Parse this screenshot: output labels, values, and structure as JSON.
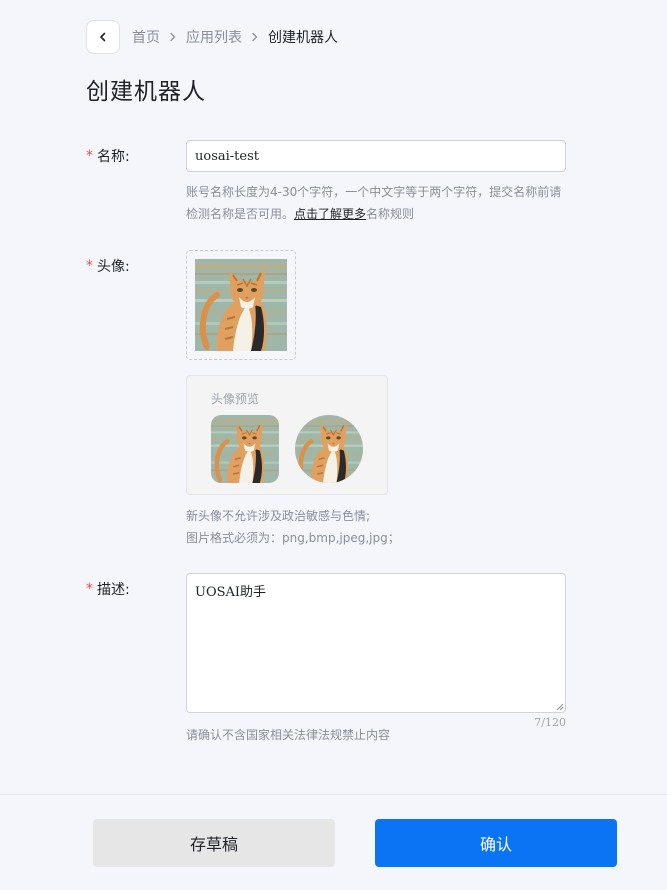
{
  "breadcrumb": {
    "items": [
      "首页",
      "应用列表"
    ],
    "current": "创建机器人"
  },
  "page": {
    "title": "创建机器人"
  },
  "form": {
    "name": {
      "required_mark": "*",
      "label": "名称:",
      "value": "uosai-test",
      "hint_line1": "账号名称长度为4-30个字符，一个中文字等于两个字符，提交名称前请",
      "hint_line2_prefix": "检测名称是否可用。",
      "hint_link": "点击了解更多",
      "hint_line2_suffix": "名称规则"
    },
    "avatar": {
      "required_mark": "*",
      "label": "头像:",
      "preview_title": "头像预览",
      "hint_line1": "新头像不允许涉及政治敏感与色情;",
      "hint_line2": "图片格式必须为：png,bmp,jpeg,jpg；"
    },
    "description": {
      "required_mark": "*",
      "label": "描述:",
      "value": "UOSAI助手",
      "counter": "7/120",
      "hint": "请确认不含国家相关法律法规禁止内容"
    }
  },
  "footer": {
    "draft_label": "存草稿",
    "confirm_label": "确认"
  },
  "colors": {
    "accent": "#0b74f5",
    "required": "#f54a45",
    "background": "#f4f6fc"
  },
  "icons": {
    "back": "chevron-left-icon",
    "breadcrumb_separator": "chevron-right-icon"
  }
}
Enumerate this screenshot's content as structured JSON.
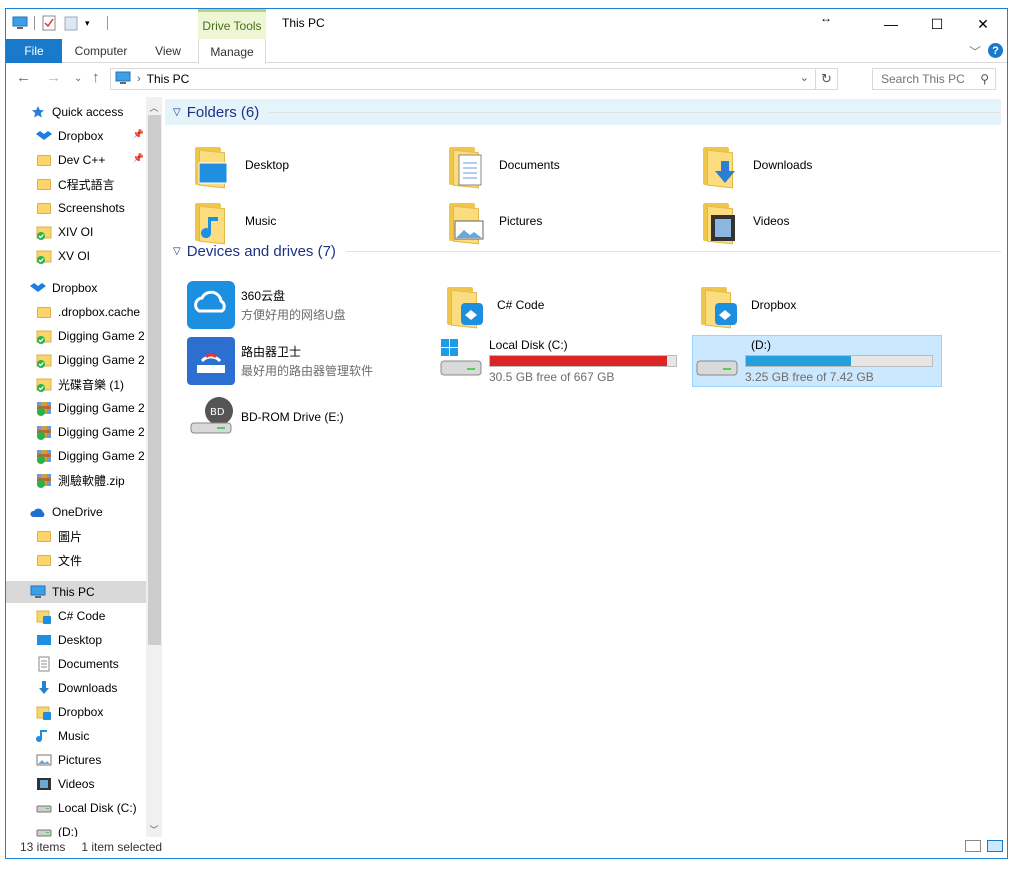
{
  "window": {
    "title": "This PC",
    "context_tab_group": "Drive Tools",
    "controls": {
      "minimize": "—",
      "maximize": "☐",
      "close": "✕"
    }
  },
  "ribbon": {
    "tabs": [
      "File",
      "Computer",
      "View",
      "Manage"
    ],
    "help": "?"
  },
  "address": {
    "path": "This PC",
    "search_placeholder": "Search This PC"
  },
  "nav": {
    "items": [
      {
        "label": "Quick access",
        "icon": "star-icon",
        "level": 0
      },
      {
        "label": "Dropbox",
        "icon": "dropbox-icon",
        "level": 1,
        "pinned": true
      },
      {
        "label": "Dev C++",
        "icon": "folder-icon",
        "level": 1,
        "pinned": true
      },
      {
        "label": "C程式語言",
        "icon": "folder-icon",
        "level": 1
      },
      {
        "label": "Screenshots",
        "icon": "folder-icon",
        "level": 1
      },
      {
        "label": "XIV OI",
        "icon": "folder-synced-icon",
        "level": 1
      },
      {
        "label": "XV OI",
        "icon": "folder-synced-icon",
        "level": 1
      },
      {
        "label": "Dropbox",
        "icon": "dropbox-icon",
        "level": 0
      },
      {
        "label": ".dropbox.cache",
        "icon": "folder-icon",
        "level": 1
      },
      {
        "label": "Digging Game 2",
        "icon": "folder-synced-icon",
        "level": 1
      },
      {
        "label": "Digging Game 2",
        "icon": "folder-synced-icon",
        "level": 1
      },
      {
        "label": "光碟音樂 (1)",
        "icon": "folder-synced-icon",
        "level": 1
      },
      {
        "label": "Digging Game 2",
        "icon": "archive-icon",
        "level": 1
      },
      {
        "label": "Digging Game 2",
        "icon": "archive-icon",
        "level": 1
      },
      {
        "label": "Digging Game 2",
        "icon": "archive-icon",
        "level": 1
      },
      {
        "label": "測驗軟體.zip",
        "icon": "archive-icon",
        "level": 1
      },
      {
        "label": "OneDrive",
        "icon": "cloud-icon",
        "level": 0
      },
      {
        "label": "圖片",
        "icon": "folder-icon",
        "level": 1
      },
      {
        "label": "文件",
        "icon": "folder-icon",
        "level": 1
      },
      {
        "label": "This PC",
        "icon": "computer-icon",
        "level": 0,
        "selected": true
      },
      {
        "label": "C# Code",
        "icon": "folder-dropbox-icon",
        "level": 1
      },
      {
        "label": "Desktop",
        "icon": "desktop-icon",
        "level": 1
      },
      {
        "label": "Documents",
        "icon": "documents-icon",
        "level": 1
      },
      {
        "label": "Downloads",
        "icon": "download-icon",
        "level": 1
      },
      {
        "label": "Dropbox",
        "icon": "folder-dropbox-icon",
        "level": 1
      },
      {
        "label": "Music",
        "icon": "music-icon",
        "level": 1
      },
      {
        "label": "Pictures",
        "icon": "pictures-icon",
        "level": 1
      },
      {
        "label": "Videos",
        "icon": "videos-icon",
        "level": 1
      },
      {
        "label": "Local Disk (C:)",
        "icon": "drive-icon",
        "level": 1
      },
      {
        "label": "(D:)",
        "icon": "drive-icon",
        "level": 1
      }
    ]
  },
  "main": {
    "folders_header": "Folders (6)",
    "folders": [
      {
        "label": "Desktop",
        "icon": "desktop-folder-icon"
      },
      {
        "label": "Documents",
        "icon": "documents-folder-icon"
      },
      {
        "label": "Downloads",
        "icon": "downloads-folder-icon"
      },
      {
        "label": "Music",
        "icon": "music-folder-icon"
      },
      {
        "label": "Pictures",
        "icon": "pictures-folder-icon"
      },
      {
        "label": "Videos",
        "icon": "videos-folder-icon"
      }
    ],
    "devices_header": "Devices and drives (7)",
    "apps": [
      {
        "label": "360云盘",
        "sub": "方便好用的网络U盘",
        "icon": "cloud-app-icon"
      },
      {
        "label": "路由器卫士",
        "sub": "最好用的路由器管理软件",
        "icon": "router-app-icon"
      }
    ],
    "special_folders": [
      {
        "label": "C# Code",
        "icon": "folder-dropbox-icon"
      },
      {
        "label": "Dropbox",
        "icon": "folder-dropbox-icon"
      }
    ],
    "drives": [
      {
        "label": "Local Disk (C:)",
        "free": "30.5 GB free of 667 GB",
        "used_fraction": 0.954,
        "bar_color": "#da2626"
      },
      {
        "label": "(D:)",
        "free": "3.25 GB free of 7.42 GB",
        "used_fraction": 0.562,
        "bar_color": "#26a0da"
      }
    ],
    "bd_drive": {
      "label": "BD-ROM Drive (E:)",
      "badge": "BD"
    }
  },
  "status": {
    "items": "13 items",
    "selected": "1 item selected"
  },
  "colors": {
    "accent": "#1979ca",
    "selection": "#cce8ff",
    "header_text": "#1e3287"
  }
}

━━━━━━━━━━━━━━━━

Show every line that contains the word "drives".

**TASK RESULT**
    "devices_header": "Devices and drives (7)",
    "drives": [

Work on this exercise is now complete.